At the end of Part 2, Kathy decides to begin her training to
be a carer. The timing and the circumstances she chose to leave under stuck out
to me, because I did not feel like I would have ever been able to leave in that
way. She was not the first or the last to leave, so her timing was not at all
strange in that regard. However, she left with things completely unresolved
between her best friends and herself. Once Kathy decides it is time for her to
move on, you might expect that she will try to fix things between herself,
Ruth, and Tommy. She does not do this though, and instead she “kept a certain
distance from” them both (203). Kathy says that they “didn’t really talk
properly again at the Cottages, and before [she knew it, [she] was saying [her]
goodbyes” (203).
Kathy had tried to fix things with Ruth, though never with
Tommy, before even deciding to leave. After this though, she had remained frustrated
with her, and the “atmosphere never quite righted itself” (202). After that she
decided to leave, making it seem like she was almost giving up on the
friendships entirely. I could see this as a possibility, because she and Ruth
had many disagreements, but Kathy clearly had not given up on Ruth yet because
she reconnects with her later. When she first begins to care for Ruth some
years later, Kathy recalls there being a “sense of something not being right”
(214). Kathy even knows that this is because of the way they parted at the
Cottages, and therefore she could have avoided the entire awkward situation by
righting things before she left.
If it were me who was about to be leaving, I would have
tried my best to talk with both Ruth and Tommy to figure things out before I
became content to leave. Leaving this large gap in her life for so many years
must have been difficult, and though she eventually reconnects with them both,
she lost a lot of time. Since time is so precious for these clones, I would
want to avoid the conflict and the drama as much as possible, even if I was
unlikely to see my friends for a long time anyways. Leaving things unfinished
in this way would have caused me to feel like I never truly got closure on that
part of my life, and I think that Kathy gets this feeling as well. That is why
she ultimately decided to choose to see Ruth and Tommy again. She, too, wanted
to finally close that chapter of her life, so that she could move on and be
satisfied when they were both gone. However, she could have saved herself the
ill feelings if she would have committed to making things better in the first
place. Then, perhaps, things would not have been so awkward when they reunite.

- Given data
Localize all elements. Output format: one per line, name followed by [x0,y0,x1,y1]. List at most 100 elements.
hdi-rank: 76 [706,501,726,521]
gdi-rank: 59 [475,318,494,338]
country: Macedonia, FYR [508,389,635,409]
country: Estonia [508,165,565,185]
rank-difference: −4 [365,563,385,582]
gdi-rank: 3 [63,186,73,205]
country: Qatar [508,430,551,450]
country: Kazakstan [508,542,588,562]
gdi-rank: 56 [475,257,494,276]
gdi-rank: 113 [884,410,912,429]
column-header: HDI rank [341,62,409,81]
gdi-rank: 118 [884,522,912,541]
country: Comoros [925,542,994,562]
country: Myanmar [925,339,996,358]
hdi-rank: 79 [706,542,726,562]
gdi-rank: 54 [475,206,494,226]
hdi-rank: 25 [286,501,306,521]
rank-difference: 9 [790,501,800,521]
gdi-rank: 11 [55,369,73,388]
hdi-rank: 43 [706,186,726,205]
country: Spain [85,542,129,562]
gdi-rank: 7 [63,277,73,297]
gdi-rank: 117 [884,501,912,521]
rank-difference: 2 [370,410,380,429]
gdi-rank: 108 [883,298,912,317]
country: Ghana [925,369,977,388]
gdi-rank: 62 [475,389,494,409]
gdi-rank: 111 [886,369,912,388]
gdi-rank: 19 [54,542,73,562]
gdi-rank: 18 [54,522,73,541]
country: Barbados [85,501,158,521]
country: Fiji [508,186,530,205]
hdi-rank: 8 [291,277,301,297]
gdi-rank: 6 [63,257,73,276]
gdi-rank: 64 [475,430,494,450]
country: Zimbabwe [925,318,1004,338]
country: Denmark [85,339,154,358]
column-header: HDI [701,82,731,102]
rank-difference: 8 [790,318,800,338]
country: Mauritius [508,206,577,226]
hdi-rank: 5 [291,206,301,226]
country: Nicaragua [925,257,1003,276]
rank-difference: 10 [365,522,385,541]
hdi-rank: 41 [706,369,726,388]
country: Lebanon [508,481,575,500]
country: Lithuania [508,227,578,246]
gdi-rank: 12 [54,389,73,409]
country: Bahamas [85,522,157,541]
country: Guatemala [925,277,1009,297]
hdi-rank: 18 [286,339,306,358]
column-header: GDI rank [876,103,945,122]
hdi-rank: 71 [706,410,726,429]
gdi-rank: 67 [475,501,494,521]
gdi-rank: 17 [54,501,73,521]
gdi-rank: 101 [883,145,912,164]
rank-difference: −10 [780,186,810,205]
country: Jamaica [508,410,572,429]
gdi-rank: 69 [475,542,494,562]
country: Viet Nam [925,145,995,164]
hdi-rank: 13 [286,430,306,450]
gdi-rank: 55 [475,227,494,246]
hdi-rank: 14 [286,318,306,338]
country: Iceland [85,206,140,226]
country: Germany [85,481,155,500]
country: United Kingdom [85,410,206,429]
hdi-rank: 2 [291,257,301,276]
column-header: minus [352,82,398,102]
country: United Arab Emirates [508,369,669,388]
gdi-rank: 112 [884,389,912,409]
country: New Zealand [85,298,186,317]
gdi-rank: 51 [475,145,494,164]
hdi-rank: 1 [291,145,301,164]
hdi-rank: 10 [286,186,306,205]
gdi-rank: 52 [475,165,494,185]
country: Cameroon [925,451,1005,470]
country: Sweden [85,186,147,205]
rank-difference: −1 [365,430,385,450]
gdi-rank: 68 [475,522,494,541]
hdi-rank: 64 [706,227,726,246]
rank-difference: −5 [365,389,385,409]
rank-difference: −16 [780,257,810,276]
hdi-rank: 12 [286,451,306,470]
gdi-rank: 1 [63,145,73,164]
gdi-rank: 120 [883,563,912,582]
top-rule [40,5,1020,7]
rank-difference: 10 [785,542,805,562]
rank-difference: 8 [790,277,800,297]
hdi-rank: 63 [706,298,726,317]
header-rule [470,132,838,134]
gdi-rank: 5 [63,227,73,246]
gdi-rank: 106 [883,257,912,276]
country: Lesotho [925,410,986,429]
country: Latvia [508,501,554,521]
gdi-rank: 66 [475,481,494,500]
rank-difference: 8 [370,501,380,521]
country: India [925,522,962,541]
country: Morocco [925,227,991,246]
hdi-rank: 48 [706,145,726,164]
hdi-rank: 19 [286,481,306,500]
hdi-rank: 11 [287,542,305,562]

- What needs to be done
Copy out the part of the passage about Kathy that opens with "(214). Kathy even" and ends with "before she left.", switching "righting" to "mending".

- Result of this task
(214). Kathy even knows that this is because of the way they parted at the
Cottages, and therefore she could have avoided the entire awkward situation by
mending things before she left.